Collection entries
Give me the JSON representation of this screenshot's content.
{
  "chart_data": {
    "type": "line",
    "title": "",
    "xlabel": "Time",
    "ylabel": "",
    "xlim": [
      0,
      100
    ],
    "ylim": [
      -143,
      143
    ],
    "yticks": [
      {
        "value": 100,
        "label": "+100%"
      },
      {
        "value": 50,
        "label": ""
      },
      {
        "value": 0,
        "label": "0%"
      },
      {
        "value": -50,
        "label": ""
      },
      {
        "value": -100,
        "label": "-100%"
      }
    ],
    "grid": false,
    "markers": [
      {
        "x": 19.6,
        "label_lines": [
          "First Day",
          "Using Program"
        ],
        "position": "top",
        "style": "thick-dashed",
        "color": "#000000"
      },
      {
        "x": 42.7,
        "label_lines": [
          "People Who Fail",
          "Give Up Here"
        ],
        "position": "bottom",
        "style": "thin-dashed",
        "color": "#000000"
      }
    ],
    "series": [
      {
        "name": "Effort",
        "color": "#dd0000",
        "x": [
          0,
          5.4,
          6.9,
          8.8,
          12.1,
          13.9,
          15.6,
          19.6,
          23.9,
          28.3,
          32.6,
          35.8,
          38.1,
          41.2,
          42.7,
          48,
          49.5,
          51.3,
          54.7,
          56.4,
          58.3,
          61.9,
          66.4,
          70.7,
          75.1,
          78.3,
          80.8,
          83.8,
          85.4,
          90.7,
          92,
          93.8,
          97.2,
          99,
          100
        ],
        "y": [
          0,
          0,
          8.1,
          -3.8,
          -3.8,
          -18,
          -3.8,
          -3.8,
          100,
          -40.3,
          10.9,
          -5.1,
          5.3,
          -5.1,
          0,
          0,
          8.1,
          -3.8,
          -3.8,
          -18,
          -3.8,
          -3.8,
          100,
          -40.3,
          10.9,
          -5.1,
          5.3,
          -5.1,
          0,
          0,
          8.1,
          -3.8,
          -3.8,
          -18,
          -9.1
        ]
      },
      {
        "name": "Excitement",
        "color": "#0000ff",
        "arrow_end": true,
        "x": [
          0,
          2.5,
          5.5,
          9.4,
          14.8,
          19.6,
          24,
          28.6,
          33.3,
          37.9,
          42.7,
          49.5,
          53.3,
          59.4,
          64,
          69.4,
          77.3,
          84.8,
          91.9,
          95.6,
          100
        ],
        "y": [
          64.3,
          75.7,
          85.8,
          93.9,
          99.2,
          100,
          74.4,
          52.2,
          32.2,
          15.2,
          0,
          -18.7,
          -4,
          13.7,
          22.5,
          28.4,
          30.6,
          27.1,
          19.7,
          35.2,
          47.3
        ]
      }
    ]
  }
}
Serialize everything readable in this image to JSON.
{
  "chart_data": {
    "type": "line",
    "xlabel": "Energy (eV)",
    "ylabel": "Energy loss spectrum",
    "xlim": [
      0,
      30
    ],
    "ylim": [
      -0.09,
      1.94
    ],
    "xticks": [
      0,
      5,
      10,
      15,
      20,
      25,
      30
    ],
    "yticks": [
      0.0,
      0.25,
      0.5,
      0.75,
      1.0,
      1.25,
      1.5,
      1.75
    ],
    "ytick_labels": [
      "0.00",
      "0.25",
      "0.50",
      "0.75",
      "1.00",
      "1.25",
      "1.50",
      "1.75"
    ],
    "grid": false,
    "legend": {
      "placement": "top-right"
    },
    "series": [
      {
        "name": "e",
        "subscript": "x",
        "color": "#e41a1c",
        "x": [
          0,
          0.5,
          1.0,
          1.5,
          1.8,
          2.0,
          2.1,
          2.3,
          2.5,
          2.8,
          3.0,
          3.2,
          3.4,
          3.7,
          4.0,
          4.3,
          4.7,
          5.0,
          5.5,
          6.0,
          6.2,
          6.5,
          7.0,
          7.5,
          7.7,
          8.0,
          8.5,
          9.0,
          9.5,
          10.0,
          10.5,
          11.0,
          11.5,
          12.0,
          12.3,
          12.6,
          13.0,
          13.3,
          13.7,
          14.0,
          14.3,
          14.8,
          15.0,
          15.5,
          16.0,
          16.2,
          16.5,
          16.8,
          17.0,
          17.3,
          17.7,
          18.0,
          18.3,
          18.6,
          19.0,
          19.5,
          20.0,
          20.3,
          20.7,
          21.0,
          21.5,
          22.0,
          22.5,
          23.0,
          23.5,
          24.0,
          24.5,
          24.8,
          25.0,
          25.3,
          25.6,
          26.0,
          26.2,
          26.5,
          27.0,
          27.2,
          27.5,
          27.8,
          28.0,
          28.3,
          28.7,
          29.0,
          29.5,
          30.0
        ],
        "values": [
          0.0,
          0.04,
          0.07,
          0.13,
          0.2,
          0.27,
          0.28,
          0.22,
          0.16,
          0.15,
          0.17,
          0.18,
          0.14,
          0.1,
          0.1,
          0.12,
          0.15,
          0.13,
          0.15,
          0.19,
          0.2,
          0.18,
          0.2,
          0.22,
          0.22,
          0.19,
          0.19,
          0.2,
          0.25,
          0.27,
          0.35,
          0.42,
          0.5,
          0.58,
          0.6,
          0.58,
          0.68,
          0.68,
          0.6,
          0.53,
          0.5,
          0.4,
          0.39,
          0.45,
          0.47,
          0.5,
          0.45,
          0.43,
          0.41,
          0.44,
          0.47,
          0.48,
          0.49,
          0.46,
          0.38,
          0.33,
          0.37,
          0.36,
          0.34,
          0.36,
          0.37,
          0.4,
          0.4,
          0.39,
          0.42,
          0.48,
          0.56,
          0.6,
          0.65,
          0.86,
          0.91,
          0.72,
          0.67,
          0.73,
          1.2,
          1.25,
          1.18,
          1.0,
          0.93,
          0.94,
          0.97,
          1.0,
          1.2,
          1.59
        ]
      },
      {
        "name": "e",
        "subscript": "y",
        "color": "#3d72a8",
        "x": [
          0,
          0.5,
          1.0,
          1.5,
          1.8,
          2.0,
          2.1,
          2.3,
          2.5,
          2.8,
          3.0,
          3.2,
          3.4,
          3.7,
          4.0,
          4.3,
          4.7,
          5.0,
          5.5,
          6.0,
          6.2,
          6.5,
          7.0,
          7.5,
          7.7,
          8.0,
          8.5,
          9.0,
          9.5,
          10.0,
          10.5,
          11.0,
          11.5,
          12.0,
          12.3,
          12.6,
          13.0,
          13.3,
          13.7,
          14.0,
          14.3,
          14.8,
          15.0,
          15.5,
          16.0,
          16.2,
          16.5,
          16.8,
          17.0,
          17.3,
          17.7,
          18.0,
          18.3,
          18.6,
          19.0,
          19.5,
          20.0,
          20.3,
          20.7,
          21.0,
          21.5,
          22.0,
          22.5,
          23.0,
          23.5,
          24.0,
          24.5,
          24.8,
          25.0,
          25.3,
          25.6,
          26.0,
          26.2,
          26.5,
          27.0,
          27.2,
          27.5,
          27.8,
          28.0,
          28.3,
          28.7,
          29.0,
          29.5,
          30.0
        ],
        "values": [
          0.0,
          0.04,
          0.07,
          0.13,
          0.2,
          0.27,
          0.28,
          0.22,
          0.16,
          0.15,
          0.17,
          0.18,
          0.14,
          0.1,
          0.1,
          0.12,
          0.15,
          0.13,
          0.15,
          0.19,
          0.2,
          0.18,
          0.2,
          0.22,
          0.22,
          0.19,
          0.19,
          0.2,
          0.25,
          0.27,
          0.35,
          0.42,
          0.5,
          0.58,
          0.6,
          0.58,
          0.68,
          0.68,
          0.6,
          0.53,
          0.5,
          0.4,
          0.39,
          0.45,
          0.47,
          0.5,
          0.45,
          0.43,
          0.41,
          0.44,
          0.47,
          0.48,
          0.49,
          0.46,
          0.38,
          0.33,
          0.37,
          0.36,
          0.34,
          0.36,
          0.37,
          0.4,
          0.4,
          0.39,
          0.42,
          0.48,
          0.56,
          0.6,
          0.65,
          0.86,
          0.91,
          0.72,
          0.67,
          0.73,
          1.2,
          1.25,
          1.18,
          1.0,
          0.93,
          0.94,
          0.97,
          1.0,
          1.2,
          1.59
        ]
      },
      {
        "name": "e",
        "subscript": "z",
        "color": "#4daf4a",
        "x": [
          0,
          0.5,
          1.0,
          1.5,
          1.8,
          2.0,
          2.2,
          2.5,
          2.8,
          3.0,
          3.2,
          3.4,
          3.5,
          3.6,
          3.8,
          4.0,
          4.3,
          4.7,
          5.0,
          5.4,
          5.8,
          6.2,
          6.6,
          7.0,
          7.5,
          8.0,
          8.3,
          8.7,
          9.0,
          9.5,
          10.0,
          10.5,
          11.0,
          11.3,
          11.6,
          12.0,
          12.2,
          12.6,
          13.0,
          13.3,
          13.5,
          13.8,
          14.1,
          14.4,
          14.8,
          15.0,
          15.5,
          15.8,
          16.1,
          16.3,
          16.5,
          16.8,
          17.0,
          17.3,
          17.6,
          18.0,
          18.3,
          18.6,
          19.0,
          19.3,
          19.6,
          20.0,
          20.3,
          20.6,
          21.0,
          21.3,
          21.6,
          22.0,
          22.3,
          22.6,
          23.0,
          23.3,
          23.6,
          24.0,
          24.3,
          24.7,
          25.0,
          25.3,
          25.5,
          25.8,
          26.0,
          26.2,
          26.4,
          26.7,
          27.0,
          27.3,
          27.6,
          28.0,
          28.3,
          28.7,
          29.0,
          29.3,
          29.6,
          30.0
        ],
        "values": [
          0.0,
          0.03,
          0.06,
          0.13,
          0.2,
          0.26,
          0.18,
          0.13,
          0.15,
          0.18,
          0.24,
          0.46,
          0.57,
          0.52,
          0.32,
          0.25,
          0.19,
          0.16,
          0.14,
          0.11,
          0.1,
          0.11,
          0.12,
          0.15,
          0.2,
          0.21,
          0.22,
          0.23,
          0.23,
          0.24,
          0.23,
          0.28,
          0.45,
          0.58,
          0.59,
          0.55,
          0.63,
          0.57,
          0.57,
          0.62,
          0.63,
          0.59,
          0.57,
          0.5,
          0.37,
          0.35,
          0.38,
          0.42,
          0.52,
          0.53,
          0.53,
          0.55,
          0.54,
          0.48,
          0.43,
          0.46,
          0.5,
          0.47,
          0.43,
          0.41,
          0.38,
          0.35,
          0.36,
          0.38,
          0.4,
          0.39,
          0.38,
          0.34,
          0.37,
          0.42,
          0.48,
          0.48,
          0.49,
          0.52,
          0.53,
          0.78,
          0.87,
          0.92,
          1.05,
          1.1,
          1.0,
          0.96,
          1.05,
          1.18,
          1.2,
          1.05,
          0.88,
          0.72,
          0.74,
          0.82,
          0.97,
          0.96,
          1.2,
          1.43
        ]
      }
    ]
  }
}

** WORK TO COMPLETE **
Find each line holding "subscript". Copy it out.

** RESULT OF THE EXERCISE **
        "subscript": "x",
        "subscript": "y",
        "subscript": "z",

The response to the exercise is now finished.